Exercise instructions: Each entry below should be reproduced character for character.

Collection entries
--- --- ---
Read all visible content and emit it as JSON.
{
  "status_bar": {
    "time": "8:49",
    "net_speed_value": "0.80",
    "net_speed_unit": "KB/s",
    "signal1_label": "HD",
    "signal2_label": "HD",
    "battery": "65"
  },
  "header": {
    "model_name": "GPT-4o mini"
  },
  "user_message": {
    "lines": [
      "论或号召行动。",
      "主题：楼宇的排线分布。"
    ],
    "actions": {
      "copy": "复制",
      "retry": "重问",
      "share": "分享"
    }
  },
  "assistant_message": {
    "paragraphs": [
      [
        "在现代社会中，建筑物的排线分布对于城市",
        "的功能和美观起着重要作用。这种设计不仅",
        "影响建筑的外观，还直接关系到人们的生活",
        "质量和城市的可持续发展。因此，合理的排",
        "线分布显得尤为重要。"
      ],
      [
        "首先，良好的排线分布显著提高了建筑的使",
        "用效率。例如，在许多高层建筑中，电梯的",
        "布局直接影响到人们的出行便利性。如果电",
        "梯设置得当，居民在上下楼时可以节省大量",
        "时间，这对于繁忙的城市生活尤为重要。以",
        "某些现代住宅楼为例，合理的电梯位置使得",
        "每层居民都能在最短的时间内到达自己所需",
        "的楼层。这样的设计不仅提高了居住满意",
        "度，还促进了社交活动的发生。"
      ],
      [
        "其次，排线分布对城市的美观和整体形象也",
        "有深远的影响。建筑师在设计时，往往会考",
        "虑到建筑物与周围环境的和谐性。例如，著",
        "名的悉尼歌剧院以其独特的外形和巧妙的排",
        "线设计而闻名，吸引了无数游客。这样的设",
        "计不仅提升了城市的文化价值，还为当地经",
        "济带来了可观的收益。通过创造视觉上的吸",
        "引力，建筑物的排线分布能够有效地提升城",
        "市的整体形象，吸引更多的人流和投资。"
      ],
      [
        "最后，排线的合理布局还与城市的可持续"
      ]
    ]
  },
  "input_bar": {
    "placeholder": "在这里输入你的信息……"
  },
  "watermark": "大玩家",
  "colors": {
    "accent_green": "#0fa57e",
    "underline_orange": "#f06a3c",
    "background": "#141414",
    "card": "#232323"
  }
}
--- --- ---
The solution:
Read all visible content and emit it as JSON.
{
  "status_bar": {
    "time": "8:49",
    "net_speed_value": "0.80",
    "net_speed_unit": "KB/s",
    "signal1_label": "HD",
    "signal2_label": "HD",
    "battery": "65"
  },
  "header": {
    "model_name": "GPT-4o mini"
  },
  "user_message": {
    "lines": [
      "论或号召行动。",
      "主题：楼宇的排线分布。"
    ],
    "actions": {
      "copy": "复制",
      "retry": "重问",
      "share": "分享"
    }
  },
  "assistant_message": {
    "paragraphs": [
      [
        "在现代社会中，建筑物的排线分布对于城市",
        "的功能和美观起着重要作用。这种设计不仅",
        "影响建筑的外观，还直接关系到人们的生活",
        "质量和城市的可持续发展。因此，合理的排",
        "线分布显得尤为重要。"
      ],
      [
        "首先，良好的排线分布显著提高了建筑的使",
        "用效率。例如，在许多高层建筑中，电梯的",
        "布局直接影响到人们的出行便利性。如果电",
        "梯设置得当，居民在上下楼时可以节省大量",
        "时间，这对于繁忙的城市生活尤为重要。以",
        "某些现代住宅楼为例，合理的电梯位置使得",
        "每层居民都能在最短的时间内到达自己所需",
        "的楼层。这样的设计不仅提高了居住满意",
        "度，还促进了社交活动的发生。"
      ],
      [
        "其次，排线分布对城市的美观和整体形象也",
        "有深远的影响。建筑师在设计时，往往会考",
        "虑到建筑物与周围环境的和谐性。例如，著",
        "名的悉尼歌剧院以其独特的外形和巧妙的排",
        "线设计而闻名，吸引了无数游客。这样的设",
        "计不仅提升了城市的文化价值，还为当地经",
        "济带来了可观的收益。通过创造视觉上的吸",
        "引力，建筑物的排线分布能够有效地提升城",
        "市的整体形象，吸引更多的人流和投资。"
      ],
      [
        "最后，排线的合理布局还与城市的可持续"
      ]
    ]
  },
  "input_bar": {
    "placeholder": "在这里输入你的信息……"
  },
  "watermark": "大玩家",
  "colors": {
    "accent_green": "#0fa57e",
    "underline_orange": "#f06a3c",
    "background": "#141414",
    "card": "#232323"
  }
}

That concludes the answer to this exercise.